* [WHAT TO DO]: Quote every line as written. Omit pictures.

* [RAW DATA]:
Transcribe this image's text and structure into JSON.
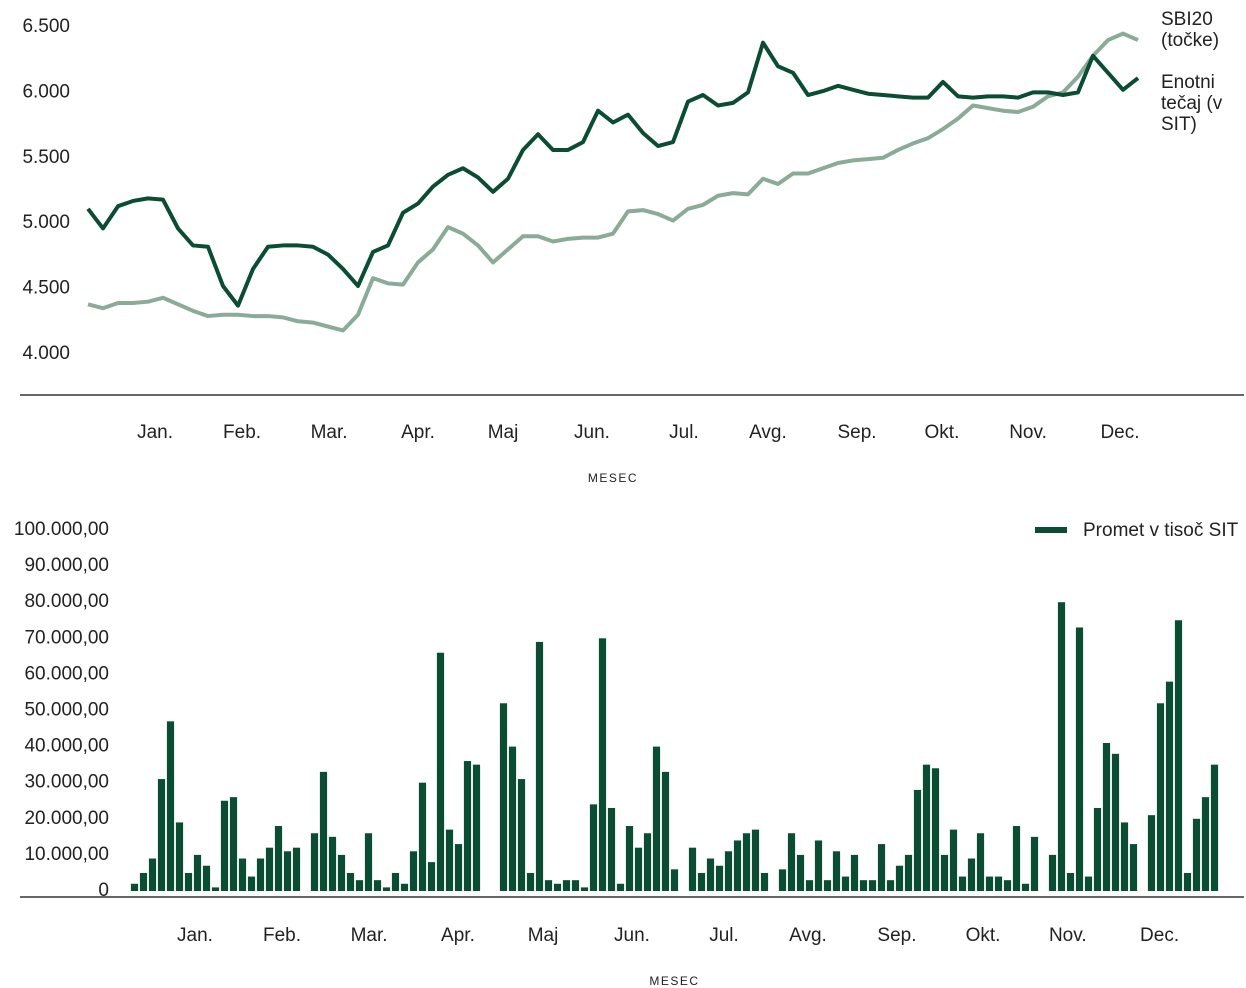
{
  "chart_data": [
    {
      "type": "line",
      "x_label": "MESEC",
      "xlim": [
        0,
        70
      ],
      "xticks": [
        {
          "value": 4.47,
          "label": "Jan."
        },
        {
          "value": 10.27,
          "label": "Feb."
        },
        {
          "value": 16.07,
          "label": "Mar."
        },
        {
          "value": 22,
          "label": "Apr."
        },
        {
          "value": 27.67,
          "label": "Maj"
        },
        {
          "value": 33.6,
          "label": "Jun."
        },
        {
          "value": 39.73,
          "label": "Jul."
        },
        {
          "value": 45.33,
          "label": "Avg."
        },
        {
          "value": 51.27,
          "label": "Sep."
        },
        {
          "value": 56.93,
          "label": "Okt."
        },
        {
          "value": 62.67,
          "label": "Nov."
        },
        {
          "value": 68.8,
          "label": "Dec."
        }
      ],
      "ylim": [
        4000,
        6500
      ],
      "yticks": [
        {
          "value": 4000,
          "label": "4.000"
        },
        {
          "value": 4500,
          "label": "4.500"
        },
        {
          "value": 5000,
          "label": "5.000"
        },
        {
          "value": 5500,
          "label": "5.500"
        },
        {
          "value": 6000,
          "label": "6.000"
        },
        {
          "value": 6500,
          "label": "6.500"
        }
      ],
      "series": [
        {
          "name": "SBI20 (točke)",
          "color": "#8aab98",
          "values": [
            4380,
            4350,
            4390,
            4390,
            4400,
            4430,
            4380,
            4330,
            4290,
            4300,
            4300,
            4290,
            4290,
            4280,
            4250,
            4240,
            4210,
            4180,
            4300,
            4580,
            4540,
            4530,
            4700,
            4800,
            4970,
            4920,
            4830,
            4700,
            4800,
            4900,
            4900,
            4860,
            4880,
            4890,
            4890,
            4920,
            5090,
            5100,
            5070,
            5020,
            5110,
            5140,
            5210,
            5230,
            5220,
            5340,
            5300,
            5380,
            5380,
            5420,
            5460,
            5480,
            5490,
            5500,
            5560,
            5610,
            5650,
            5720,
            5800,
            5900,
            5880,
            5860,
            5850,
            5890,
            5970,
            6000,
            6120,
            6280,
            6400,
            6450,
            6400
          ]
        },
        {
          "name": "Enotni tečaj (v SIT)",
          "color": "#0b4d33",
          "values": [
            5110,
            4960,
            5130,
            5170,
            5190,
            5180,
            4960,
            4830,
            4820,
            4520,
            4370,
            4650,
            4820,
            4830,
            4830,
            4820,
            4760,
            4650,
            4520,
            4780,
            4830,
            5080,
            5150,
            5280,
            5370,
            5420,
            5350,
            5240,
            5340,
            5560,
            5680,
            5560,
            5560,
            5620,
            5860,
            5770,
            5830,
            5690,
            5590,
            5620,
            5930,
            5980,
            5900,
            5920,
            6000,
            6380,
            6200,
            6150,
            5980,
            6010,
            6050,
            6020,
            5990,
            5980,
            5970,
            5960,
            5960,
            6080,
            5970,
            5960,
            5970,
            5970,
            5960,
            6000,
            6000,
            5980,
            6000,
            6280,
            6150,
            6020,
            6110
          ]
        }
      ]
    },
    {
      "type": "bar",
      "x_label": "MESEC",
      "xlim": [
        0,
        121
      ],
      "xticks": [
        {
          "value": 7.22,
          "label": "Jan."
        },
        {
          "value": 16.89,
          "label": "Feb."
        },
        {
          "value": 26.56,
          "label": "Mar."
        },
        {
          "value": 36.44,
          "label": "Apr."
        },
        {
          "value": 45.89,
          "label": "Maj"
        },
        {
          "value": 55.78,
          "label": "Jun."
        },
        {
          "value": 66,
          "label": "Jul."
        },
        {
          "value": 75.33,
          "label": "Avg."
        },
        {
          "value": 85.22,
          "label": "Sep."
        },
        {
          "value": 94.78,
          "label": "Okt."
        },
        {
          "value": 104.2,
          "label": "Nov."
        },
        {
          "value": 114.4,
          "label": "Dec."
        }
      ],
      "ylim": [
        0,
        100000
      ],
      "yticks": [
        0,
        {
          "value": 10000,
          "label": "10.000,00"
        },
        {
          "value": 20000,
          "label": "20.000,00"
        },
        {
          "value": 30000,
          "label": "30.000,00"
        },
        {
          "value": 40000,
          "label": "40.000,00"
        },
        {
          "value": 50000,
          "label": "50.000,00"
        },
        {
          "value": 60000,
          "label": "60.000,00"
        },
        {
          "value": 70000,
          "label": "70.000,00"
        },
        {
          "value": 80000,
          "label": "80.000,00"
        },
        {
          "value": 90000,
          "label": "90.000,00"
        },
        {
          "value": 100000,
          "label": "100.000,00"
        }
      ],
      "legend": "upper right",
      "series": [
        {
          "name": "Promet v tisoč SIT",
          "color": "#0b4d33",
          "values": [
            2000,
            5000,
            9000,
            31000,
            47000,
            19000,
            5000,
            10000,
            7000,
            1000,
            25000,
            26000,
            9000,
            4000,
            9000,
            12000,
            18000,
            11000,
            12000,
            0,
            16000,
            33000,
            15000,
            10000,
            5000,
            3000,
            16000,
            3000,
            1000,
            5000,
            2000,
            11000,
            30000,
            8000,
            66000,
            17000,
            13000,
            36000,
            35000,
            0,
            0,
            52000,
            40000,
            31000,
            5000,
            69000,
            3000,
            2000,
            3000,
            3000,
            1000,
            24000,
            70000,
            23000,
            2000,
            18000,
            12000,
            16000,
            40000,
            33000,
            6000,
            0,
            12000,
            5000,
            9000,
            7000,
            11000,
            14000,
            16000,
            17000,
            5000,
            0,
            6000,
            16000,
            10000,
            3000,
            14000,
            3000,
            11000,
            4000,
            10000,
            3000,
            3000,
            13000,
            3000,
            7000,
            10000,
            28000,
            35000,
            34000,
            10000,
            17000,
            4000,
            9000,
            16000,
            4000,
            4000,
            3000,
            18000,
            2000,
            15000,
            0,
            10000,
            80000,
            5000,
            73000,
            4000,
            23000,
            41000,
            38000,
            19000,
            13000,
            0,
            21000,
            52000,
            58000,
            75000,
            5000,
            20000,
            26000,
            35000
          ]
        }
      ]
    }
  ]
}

* [PROBLEM SOLUTION]:
Transcribe this image's text and structure into JSON.
{
  "chart_data": [
    {
      "type": "line",
      "x_label": "MESEC",
      "xlim": [
        0,
        70
      ],
      "xticks": [
        {
          "value": 4.47,
          "label": "Jan."
        },
        {
          "value": 10.27,
          "label": "Feb."
        },
        {
          "value": 16.07,
          "label": "Mar."
        },
        {
          "value": 22,
          "label": "Apr."
        },
        {
          "value": 27.67,
          "label": "Maj"
        },
        {
          "value": 33.6,
          "label": "Jun."
        },
        {
          "value": 39.73,
          "label": "Jul."
        },
        {
          "value": 45.33,
          "label": "Avg."
        },
        {
          "value": 51.27,
          "label": "Sep."
        },
        {
          "value": 56.93,
          "label": "Okt."
        },
        {
          "value": 62.67,
          "label": "Nov."
        },
        {
          "value": 68.8,
          "label": "Dec."
        }
      ],
      "ylim": [
        4000,
        6500
      ],
      "yticks": [
        {
          "value": 4000,
          "label": "4.000"
        },
        {
          "value": 4500,
          "label": "4.500"
        },
        {
          "value": 5000,
          "label": "5.000"
        },
        {
          "value": 5500,
          "label": "5.500"
        },
        {
          "value": 6000,
          "label": "6.000"
        },
        {
          "value": 6500,
          "label": "6.500"
        }
      ],
      "series": [
        {
          "name": "SBI20 (točke)",
          "color": "#8aab98",
          "values": [
            4380,
            4350,
            4390,
            4390,
            4400,
            4430,
            4380,
            4330,
            4290,
            4300,
            4300,
            4290,
            4290,
            4280,
            4250,
            4240,
            4210,
            4180,
            4300,
            4580,
            4540,
            4530,
            4700,
            4800,
            4970,
            4920,
            4830,
            4700,
            4800,
            4900,
            4900,
            4860,
            4880,
            4890,
            4890,
            4920,
            5090,
            5100,
            5070,
            5020,
            5110,
            5140,
            5210,
            5230,
            5220,
            5340,
            5300,
            5380,
            5380,
            5420,
            5460,
            5480,
            5490,
            5500,
            5560,
            5610,
            5650,
            5720,
            5800,
            5900,
            5880,
            5860,
            5850,
            5890,
            5970,
            6000,
            6120,
            6280,
            6400,
            6450,
            6400
          ]
        },
        {
          "name": "Enotni tečaj (v SIT)",
          "color": "#0b4d33",
          "values": [
            5110,
            4960,
            5130,
            5170,
            5190,
            5180,
            4960,
            4830,
            4820,
            4520,
            4370,
            4650,
            4820,
            4830,
            4830,
            4820,
            4760,
            4650,
            4520,
            4780,
            4830,
            5080,
            5150,
            5280,
            5370,
            5420,
            5350,
            5240,
            5340,
            5560,
            5680,
            5560,
            5560,
            5620,
            5860,
            5770,
            5830,
            5690,
            5590,
            5620,
            5930,
            5980,
            5900,
            5920,
            6000,
            6380,
            6200,
            6150,
            5980,
            6010,
            6050,
            6020,
            5990,
            5980,
            5970,
            5960,
            5960,
            6080,
            5970,
            5960,
            5970,
            5970,
            5960,
            6000,
            6000,
            5980,
            6000,
            6280,
            6150,
            6020,
            6110
          ]
        }
      ]
    },
    {
      "type": "bar",
      "x_label": "MESEC",
      "xlim": [
        0,
        121
      ],
      "xticks": [
        {
          "value": 7.22,
          "label": "Jan."
        },
        {
          "value": 16.89,
          "label": "Feb."
        },
        {
          "value": 26.56,
          "label": "Mar."
        },
        {
          "value": 36.44,
          "label": "Apr."
        },
        {
          "value": 45.89,
          "label": "Maj"
        },
        {
          "value": 55.78,
          "label": "Jun."
        },
        {
          "value": 66,
          "label": "Jul."
        },
        {
          "value": 75.33,
          "label": "Avg."
        },
        {
          "value": 85.22,
          "label": "Sep."
        },
        {
          "value": 94.78,
          "label": "Okt."
        },
        {
          "value": 104.2,
          "label": "Nov."
        },
        {
          "value": 114.4,
          "label": "Dec."
        }
      ],
      "ylim": [
        0,
        100000
      ],
      "yticks": [
        0,
        {
          "value": 10000,
          "label": "10.000,00"
        },
        {
          "value": 20000,
          "label": "20.000,00"
        },
        {
          "value": 30000,
          "label": "30.000,00"
        },
        {
          "value": 40000,
          "label": "40.000,00"
        },
        {
          "value": 50000,
          "label": "50.000,00"
        },
        {
          "value": 60000,
          "label": "60.000,00"
        },
        {
          "value": 70000,
          "label": "70.000,00"
        },
        {
          "value": 80000,
          "label": "80.000,00"
        },
        {
          "value": 90000,
          "label": "90.000,00"
        },
        {
          "value": 100000,
          "label": "100.000,00"
        }
      ],
      "legend": "upper right",
      "series": [
        {
          "name": "Promet v tisoč SIT",
          "color": "#0b4d33",
          "values": [
            2000,
            5000,
            9000,
            31000,
            47000,
            19000,
            5000,
            10000,
            7000,
            1000,
            25000,
            26000,
            9000,
            4000,
            9000,
            12000,
            18000,
            11000,
            12000,
            0,
            16000,
            33000,
            15000,
            10000,
            5000,
            3000,
            16000,
            3000,
            1000,
            5000,
            2000,
            11000,
            30000,
            8000,
            66000,
            17000,
            13000,
            36000,
            35000,
            0,
            0,
            52000,
            40000,
            31000,
            5000,
            69000,
            3000,
            2000,
            3000,
            3000,
            1000,
            24000,
            70000,
            23000,
            2000,
            18000,
            12000,
            16000,
            40000,
            33000,
            6000,
            0,
            12000,
            5000,
            9000,
            7000,
            11000,
            14000,
            16000,
            17000,
            5000,
            0,
            6000,
            16000,
            10000,
            3000,
            14000,
            3000,
            11000,
            4000,
            10000,
            3000,
            3000,
            13000,
            3000,
            7000,
            10000,
            28000,
            35000,
            34000,
            10000,
            17000,
            4000,
            9000,
            16000,
            4000,
            4000,
            3000,
            18000,
            2000,
            15000,
            0,
            10000,
            80000,
            5000,
            73000,
            4000,
            23000,
            41000,
            38000,
            19000,
            13000,
            0,
            21000,
            52000,
            58000,
            75000,
            5000,
            20000,
            26000,
            35000
          ]
        }
      ]
    }
  ]
}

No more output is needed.